Problem:
Pick out each line with the word "view" from the material that follows.

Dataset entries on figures
::::::::::

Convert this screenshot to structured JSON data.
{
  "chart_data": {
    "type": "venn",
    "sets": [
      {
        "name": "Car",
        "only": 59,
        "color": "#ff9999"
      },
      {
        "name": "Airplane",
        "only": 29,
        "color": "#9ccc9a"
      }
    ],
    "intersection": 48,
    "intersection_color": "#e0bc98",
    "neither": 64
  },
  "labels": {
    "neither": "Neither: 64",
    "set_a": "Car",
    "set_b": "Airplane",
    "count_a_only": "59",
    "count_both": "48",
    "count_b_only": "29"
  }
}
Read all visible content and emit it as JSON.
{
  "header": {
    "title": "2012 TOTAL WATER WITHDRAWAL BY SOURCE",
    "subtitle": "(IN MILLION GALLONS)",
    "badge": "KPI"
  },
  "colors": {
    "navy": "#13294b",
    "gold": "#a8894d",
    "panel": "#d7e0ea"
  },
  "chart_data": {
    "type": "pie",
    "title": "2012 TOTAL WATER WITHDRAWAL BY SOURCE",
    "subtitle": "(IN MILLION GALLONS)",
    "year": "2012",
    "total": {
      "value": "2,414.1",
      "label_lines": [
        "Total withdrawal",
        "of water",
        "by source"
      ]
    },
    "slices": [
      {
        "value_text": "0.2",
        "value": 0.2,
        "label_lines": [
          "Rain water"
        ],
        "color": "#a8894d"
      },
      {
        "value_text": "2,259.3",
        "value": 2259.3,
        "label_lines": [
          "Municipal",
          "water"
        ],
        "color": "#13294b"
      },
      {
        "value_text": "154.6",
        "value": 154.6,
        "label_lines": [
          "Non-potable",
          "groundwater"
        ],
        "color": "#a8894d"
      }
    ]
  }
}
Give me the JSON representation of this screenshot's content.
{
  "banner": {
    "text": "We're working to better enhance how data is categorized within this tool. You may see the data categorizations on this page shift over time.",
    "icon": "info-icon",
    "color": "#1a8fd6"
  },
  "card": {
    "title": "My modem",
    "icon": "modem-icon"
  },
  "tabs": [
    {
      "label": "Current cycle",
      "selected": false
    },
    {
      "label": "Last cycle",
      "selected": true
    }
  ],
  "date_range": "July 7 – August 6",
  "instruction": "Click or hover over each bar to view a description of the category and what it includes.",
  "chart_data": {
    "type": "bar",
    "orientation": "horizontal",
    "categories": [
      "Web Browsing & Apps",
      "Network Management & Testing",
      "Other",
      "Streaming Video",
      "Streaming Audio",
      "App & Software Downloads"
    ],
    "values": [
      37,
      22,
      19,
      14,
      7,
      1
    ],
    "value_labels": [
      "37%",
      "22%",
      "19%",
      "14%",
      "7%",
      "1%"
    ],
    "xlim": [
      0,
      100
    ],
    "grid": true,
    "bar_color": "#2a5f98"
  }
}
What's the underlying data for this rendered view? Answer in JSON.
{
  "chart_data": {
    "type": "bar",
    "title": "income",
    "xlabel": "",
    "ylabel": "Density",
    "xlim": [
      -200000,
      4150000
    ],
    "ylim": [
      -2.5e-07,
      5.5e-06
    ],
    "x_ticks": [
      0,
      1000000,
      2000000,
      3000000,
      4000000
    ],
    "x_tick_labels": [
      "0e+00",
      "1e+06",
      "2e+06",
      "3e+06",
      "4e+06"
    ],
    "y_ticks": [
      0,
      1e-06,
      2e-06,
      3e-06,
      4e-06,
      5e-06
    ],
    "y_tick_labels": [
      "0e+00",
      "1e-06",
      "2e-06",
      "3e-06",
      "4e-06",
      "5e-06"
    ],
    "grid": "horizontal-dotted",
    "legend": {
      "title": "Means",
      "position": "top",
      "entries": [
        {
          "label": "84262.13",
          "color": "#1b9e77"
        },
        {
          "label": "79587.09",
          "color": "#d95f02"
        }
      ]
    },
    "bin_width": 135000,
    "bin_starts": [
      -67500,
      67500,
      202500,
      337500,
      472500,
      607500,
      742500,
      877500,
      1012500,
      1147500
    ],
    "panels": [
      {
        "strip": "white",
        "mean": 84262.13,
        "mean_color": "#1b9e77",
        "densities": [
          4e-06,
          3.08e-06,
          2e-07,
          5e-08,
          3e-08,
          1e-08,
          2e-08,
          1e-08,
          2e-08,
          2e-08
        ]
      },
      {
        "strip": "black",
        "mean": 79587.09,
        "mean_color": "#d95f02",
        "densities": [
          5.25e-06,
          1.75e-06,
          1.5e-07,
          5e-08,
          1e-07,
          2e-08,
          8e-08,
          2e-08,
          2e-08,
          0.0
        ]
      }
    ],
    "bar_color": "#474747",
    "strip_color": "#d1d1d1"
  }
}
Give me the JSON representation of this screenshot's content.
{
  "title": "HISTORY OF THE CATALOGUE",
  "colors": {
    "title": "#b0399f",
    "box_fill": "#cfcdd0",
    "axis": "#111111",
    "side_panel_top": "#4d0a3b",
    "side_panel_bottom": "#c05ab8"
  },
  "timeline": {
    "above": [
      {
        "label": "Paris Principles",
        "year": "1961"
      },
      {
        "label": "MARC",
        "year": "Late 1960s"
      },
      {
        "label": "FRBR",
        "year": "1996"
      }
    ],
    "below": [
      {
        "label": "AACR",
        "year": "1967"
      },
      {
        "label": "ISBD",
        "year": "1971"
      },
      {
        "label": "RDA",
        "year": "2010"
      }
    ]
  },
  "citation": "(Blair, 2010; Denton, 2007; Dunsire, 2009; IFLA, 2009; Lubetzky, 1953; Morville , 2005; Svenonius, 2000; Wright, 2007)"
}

::::::::::

Result of the task:
  "instruction": "Click or hover over each bar to view a description of the category and what it includes.",
What's the underlying data for this rendered view? Answer in JSON.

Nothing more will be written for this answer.